In the entries that follow, count each line containing "which" and state the total, nothing more.
>> START
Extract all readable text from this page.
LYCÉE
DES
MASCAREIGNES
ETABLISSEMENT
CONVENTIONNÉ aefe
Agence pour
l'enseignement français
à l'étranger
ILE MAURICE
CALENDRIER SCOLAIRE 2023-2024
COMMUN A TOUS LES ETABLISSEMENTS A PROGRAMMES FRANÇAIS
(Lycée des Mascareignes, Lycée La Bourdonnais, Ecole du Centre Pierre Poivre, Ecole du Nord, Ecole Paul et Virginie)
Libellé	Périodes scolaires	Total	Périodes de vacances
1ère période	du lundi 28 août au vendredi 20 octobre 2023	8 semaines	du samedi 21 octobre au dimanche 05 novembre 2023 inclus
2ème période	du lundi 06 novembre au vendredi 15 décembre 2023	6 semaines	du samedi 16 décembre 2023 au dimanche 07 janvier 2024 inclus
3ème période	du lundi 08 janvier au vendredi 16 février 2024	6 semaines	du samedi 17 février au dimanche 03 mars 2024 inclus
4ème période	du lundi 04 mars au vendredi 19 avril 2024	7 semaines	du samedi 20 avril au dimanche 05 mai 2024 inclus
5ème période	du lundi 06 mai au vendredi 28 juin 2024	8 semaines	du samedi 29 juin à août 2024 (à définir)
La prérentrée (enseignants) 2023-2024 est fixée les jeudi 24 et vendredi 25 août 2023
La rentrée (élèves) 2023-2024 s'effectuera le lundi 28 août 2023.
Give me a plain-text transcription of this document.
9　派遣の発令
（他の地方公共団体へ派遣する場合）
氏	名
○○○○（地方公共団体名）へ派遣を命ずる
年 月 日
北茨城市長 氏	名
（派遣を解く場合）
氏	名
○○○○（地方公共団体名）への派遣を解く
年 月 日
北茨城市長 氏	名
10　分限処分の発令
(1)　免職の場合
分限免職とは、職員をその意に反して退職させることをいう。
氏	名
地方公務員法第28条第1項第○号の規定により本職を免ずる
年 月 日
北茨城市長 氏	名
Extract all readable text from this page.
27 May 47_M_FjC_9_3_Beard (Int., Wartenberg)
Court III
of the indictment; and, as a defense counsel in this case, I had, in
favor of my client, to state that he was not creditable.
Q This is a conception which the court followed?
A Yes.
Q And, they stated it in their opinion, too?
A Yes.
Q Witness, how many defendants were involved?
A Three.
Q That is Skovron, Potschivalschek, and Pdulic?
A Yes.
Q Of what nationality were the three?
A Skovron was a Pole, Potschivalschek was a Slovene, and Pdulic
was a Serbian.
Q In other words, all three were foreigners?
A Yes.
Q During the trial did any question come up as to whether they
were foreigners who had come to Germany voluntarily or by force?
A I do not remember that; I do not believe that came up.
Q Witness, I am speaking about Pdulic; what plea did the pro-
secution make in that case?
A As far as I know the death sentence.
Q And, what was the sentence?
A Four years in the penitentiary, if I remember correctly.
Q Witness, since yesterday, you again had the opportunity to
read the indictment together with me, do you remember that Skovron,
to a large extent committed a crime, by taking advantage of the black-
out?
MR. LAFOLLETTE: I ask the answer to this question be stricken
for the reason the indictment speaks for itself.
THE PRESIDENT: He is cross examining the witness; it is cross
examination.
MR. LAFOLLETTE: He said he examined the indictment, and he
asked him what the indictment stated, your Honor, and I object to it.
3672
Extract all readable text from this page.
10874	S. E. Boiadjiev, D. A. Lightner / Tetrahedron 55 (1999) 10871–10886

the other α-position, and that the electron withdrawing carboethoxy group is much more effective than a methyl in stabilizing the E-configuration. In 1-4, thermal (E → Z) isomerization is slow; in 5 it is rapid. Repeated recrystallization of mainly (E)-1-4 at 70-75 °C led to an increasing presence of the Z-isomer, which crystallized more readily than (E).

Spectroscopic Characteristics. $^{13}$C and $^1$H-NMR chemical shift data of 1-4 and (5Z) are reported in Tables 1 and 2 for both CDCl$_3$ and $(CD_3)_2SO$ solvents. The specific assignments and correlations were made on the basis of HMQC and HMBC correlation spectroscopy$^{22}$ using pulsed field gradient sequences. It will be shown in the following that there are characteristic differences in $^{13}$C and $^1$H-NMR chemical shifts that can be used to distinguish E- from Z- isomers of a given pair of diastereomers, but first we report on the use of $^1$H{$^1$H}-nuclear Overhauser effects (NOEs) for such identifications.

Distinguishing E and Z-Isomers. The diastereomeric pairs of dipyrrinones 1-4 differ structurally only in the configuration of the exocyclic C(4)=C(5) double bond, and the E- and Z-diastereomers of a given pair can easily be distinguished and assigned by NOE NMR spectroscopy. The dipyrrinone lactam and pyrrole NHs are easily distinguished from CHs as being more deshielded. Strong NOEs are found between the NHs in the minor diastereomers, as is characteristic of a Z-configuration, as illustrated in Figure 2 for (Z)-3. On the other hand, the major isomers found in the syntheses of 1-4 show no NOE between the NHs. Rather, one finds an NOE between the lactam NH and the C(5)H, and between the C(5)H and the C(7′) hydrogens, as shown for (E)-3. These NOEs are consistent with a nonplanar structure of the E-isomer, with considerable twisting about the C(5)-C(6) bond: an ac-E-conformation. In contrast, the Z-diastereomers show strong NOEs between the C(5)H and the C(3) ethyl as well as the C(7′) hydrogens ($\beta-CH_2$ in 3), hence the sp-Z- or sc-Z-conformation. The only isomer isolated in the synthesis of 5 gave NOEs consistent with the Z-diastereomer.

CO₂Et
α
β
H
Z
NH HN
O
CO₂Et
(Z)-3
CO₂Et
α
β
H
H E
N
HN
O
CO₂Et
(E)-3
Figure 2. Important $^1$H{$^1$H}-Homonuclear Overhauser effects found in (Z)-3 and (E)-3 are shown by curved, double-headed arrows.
>> END
### Answer for the task
2